*Sobre a tarefa:*
Responda sobre o texto que trata da padronização corporal no Brasil:
1. Qual protagonista de Lima Barreto o texto cita?
2. De que filme vem a fala usada como analogia?
3. Em que data o texto foi enviado?

*Trecho para leitura:*
──────────────────────────────

O culto à padronização corporal no Brasil

Enviada em 02/06/2021

Policarpo Quaresma, protagonista de Lima Barreto, tem como característica mais marcante um nacionalismo ufanista, acreditando em um Brasil utópico. Entretanto, o descaso com à padronização corporal torna o país ainda mais distante do imaginado pelo personagem. Nessa perspectiva, seja pelo uso excessivo de medicamentos, seja pelo investimento em procedimentos cirúrgicos, o problema permanece silenciosamente afetando grande parte da população e exige uma reflexão urgente.

Além disso, é importante ressaltar que muitas pessoas utilizam-se diversos medicamentos para realizar o processo de emagrecimento, Por analogia, do filme Branca de Neve, na qual a madrasta vira para o espelho e diz “Espelho, espelho meu, existe alguém mais bela do que eu?”, podemos observar que a nossa relação com famigerado espelho não é totalmente bem vista, pelo fato de muitos não aceitarem a própria verdade, fazendo assim com que comece o uso exagerado de remédios para emagrecer. Dessa forma, os indivíduos iram deixar de ter a sua essência e viveram a base de remédios para manter seu corpo do padrão ideal da sociedade.

──────────────────────────────

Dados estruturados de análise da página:
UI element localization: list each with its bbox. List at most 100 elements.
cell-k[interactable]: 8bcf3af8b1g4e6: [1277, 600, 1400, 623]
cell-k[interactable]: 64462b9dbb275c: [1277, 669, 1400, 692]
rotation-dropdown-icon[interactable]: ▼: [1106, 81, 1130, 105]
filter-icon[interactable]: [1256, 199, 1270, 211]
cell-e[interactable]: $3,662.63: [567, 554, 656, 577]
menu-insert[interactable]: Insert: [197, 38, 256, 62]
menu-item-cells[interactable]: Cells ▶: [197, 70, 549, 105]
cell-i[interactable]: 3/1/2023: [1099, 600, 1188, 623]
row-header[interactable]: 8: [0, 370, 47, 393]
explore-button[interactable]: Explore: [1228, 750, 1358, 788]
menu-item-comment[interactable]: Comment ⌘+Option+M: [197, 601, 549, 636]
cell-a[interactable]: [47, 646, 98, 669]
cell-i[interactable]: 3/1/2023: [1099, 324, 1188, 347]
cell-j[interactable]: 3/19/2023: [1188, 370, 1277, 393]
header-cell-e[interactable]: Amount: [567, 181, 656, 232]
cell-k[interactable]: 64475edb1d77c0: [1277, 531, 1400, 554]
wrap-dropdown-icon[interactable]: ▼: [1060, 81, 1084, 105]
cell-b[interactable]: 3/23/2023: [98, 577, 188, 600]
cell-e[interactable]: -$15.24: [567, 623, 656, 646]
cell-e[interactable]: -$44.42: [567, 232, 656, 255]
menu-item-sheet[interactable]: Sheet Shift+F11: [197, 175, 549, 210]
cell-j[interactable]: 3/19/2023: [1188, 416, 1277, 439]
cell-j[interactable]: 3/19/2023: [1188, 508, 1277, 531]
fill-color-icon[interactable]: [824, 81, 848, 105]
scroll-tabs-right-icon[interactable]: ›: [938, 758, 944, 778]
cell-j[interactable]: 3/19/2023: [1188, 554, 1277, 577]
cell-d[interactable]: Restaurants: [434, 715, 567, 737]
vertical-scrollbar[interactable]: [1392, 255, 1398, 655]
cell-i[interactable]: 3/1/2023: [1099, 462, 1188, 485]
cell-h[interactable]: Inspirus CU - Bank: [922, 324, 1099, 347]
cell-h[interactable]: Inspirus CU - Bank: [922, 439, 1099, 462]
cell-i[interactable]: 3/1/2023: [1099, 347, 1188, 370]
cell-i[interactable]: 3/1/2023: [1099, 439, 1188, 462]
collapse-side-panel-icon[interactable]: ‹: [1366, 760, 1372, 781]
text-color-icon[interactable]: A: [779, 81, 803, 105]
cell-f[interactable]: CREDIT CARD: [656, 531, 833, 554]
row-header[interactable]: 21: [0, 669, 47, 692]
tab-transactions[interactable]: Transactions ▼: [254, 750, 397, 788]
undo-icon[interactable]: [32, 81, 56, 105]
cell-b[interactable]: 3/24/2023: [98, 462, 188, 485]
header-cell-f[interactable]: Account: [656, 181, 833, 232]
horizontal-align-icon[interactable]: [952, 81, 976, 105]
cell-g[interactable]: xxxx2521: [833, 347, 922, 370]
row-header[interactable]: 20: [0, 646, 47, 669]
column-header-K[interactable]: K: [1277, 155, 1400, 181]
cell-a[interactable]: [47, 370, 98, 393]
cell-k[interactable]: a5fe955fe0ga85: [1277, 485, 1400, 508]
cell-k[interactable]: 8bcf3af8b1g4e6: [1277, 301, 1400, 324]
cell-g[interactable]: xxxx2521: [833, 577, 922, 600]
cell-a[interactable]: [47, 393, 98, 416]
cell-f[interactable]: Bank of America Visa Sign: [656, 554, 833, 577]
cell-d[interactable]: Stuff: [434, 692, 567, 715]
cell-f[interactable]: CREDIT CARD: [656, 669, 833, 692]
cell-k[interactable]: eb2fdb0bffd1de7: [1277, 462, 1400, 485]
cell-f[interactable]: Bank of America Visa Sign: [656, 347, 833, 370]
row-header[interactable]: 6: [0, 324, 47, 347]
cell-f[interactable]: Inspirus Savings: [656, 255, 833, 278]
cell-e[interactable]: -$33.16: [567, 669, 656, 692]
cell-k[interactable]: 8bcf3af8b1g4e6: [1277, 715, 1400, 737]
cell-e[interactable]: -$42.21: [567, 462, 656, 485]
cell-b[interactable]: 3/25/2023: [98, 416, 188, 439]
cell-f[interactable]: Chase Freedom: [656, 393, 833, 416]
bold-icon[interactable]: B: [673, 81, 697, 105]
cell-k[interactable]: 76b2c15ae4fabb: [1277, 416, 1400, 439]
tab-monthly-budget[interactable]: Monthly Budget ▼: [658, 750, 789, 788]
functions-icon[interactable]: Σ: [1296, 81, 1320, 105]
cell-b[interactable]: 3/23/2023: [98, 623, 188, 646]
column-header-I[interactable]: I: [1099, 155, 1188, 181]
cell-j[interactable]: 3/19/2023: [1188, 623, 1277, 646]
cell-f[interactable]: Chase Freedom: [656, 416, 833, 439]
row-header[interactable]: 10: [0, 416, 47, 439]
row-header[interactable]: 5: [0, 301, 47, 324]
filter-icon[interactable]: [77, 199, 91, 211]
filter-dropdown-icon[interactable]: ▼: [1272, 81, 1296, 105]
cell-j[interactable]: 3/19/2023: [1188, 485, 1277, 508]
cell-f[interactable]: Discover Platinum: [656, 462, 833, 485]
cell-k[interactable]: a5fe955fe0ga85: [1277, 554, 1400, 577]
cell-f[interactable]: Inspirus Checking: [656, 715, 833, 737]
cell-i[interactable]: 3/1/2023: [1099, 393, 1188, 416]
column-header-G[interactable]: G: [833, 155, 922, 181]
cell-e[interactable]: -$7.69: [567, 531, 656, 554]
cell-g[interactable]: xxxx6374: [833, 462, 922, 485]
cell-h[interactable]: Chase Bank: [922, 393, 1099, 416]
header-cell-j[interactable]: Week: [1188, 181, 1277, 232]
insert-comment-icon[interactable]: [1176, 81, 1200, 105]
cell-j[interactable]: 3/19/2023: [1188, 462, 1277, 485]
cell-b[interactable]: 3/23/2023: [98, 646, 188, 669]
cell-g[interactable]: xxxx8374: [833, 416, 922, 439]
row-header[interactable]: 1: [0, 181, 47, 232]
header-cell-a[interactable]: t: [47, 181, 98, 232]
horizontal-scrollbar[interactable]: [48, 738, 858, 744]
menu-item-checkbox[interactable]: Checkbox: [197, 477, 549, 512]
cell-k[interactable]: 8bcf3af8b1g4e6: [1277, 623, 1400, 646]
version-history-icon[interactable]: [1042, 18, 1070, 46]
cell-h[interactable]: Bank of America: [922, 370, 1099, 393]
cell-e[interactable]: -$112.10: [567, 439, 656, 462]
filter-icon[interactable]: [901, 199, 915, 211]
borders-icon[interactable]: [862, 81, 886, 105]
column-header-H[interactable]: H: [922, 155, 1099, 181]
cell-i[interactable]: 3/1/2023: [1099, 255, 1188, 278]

──────────────────────────────

*Resposta esperada:*
1. Policarpo Quaresma.
2. Branca de Neve.
3. 02/06/2021.